● Work to be completed
Copy out all the records, word for word.
#### Supplied material
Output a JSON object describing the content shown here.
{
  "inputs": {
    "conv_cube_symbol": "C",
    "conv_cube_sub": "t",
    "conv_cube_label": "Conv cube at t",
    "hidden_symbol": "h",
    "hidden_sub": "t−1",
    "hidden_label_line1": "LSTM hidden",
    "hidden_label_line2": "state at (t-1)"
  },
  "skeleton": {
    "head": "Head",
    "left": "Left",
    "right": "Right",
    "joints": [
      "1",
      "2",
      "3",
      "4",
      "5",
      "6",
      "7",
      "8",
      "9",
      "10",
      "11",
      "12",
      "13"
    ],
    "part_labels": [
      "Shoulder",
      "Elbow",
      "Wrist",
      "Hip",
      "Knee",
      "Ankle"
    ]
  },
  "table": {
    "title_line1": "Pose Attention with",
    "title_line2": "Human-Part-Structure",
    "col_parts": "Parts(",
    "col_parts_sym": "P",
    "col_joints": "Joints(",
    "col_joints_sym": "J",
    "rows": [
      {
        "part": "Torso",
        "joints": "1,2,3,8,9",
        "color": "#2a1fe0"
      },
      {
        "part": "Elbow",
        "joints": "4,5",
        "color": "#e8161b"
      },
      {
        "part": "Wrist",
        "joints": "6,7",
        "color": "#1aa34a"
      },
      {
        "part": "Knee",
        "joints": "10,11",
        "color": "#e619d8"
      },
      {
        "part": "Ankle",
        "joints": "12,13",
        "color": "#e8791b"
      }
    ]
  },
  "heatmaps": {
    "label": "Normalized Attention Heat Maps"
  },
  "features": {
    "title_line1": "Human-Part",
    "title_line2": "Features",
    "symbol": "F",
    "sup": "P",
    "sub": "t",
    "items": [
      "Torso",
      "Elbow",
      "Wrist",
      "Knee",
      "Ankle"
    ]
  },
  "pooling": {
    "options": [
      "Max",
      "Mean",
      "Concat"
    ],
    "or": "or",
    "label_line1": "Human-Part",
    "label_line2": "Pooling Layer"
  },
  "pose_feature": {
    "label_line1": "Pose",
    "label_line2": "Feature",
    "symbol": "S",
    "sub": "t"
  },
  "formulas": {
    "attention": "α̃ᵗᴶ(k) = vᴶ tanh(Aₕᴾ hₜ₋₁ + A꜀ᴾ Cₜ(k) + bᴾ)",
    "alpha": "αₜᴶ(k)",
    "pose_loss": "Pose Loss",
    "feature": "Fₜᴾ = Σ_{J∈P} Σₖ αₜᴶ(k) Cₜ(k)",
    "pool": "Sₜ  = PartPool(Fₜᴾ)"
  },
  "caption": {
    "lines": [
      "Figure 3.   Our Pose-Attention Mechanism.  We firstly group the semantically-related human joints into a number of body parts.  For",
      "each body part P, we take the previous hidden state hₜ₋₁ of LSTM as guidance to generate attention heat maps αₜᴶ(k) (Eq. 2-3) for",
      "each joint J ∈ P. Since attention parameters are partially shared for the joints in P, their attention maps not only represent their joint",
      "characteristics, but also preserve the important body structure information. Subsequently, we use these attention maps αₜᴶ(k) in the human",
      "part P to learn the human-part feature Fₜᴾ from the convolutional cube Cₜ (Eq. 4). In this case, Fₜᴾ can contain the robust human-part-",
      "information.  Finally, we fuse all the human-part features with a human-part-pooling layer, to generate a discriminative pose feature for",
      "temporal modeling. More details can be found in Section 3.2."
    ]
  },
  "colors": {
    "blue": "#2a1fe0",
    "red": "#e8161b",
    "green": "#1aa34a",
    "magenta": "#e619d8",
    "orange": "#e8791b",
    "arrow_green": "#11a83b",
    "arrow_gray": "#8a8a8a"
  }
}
########
● In response
Output a JSON object describing the content shown here.
{
  "inputs": {
    "conv_cube_symbol": "C",
    "conv_cube_sub": "t",
    "conv_cube_label": "Conv cube at t",
    "hidden_symbol": "h",
    "hidden_sub": "t−1",
    "hidden_label_line1": "LSTM hidden",
    "hidden_label_line2": "state at (t-1)"
  },
  "skeleton": {
    "head": "Head",
    "left": "Left",
    "right": "Right",
    "joints": [
      "1",
      "2",
      "3",
      "4",
      "5",
      "6",
      "7",
      "8",
      "9",
      "10",
      "11",
      "12",
      "13"
    ],
    "part_labels": [
      "Shoulder",
      "Elbow",
      "Wrist",
      "Hip",
      "Knee",
      "Ankle"
    ]
  },
  "table": {
    "title_line1": "Pose Attention with",
    "title_line2": "Human-Part-Structure",
    "col_parts": "Parts(",
    "col_parts_sym": "P",
    "col_joints": "Joints(",
    "col_joints_sym": "J",
    "rows": [
      {
        "part": "Torso",
        "joints": "1,2,3,8,9",
        "color": "#2a1fe0"
      },
      {
        "part": "Elbow",
        "joints": "4,5",
        "color": "#e8161b"
      },
      {
        "part": "Wrist",
        "joints": "6,7",
        "color": "#1aa34a"
      },
      {
        "part": "Knee",
        "joints": "10,11",
        "color": "#e619d8"
      },
      {
        "part": "Ankle",
        "joints": "12,13",
        "color": "#e8791b"
      }
    ]
  },
  "heatmaps": {
    "label": "Normalized Attention Heat Maps"
  },
  "features": {
    "title_line1": "Human-Part",
    "title_line2": "Features",
    "symbol": "F",
    "sup": "P",
    "sub": "t",
    "items": [
      "Torso",
      "Elbow",
      "Wrist",
      "Knee",
      "Ankle"
    ]
  },
  "pooling": {
    "options": [
      "Max",
      "Mean",
      "Concat"
    ],
    "or": "or",
    "label_line1": "Human-Part",
    "label_line2": "Pooling Layer"
  },
  "pose_feature": {
    "label_line1": "Pose",
    "label_line2": "Feature",
    "symbol": "S",
    "sub": "t"
  },
  "formulas": {
    "attention": "α̃ᵗᴶ(k) = vᴶ tanh(Aₕᴾ hₜ₋₁ + A꜀ᴾ Cₜ(k) + bᴾ)",
    "alpha": "αₜᴶ(k)",
    "pose_loss": "Pose Loss",
    "feature": "Fₜᴾ = Σ_{J∈P} Σₖ αₜᴶ(k) Cₜ(k)",
    "pool": "Sₜ  = PartPool(Fₜᴾ)"
  },
  "caption": {
    "lines": [
      "Figure 3.   Our Pose-Attention Mechanism.  We firstly group the semantically-related human joints into a number of body parts.  For",
      "each body part P, we take the previous hidden state hₜ₋₁ of LSTM as guidance to generate attention heat maps αₜᴶ(k) (Eq. 2-3) for",
      "each joint J ∈ P. Since attention parameters are partially shared for the joints in P, their attention maps not only represent their joint",
      "characteristics, but also preserve the important body structure information. Subsequently, we use these attention maps αₜᴶ(k) in the human",
      "part P to learn the human-part feature Fₜᴾ from the convolutional cube Cₜ (Eq. 4). In this case, Fₜᴾ can contain the robust human-part-",
      "information.  Finally, we fuse all the human-part features with a human-part-pooling layer, to generate a discriminative pose feature for",
      "temporal modeling. More details can be found in Section 3.2."
    ]
  },
  "colors": {
    "blue": "#2a1fe0",
    "red": "#e8161b",
    "green": "#1aa34a",
    "magenta": "#e619d8",
    "orange": "#e8791b",
    "arrow_green": "#11a83b",
    "arrow_gray": "#8a8a8a"
  }
}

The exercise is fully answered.